■ WHAT IS ASKED ■
Make an exact copy of the listing below.

==========

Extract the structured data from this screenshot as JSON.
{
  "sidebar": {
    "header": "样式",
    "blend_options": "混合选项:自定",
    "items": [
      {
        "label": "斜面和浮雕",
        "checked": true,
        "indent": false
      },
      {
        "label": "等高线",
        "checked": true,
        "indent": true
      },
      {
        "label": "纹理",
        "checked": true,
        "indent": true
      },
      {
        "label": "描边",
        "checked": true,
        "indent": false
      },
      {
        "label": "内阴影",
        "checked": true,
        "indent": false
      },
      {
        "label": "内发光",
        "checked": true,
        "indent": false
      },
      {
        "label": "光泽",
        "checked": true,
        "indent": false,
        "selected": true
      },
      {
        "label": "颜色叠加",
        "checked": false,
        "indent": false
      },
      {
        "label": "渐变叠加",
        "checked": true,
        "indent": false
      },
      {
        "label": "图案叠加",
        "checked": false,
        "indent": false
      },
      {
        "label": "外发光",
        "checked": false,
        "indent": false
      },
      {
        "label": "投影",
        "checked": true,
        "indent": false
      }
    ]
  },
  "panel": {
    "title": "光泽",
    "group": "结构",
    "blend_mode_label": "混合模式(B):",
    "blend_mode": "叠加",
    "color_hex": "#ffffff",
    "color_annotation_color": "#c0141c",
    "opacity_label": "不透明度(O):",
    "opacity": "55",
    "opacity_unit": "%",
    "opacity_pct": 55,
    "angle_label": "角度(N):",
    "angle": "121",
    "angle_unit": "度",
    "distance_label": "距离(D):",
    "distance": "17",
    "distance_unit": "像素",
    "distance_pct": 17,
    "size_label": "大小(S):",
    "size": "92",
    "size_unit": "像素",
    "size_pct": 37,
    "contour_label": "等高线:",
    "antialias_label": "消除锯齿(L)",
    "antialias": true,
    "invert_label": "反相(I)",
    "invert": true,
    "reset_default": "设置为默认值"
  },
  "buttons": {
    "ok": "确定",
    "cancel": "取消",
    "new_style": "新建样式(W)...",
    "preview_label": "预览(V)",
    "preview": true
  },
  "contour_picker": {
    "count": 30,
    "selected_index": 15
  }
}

==========

■ THE RESULT ■
Extract the structured data from this screenshot as JSON.
{
  "sidebar": {
    "header": "样式",
    "blend_options": "混合选项:自定",
    "items": [
      {
        "label": "斜面和浮雕",
        "checked": true,
        "indent": false
      },
      {
        "label": "等高线",
        "checked": true,
        "indent": true
      },
      {
        "label": "纹理",
        "checked": true,
        "indent": true
      },
      {
        "label": "描边",
        "checked": true,
        "indent": false
      },
      {
        "label": "内阴影",
        "checked": true,
        "indent": false
      },
      {
        "label": "内发光",
        "checked": true,
        "indent": false
      },
      {
        "label": "光泽",
        "checked": true,
        "indent": false,
        "selected": true
      },
      {
        "label": "颜色叠加",
        "checked": false,
        "indent": false
      },
      {
        "label": "渐变叠加",
        "checked": true,
        "indent": false
      },
      {
        "label": "图案叠加",
        "checked": false,
        "indent": false
      },
      {
        "label": "外发光",
        "checked": false,
        "indent": false
      },
      {
        "label": "投影",
        "checked": true,
        "indent": false
      }
    ]
  },
  "panel": {
    "title": "光泽",
    "group": "结构",
    "blend_mode_label": "混合模式(B):",
    "blend_mode": "叠加",
    "color_hex": "#ffffff",
    "color_annotation_color": "#c0141c",
    "opacity_label": "不透明度(O):",
    "opacity": "55",
    "opacity_unit": "%",
    "opacity_pct": 55,
    "angle_label": "角度(N):",
    "angle": "121",
    "angle_unit": "度",
    "distance_label": "距离(D):",
    "distance": "17",
    "distance_unit": "像素",
    "distance_pct": 17,
    "size_label": "大小(S):",
    "size": "92",
    "size_unit": "像素",
    "size_pct": 37,
    "contour_label": "等高线:",
    "antialias_label": "消除锯齿(L)",
    "antialias": true,
    "invert_label": "反相(I)",
    "invert": true,
    "reset_default": "设置为默认值"
  },
  "buttons": {
    "ok": "确定",
    "cancel": "取消",
    "new_style": "新建样式(W)...",
    "preview_label": "预览(V)",
    "preview": true
  },
  "contour_picker": {
    "count": 30,
    "selected_index": 15
  }
}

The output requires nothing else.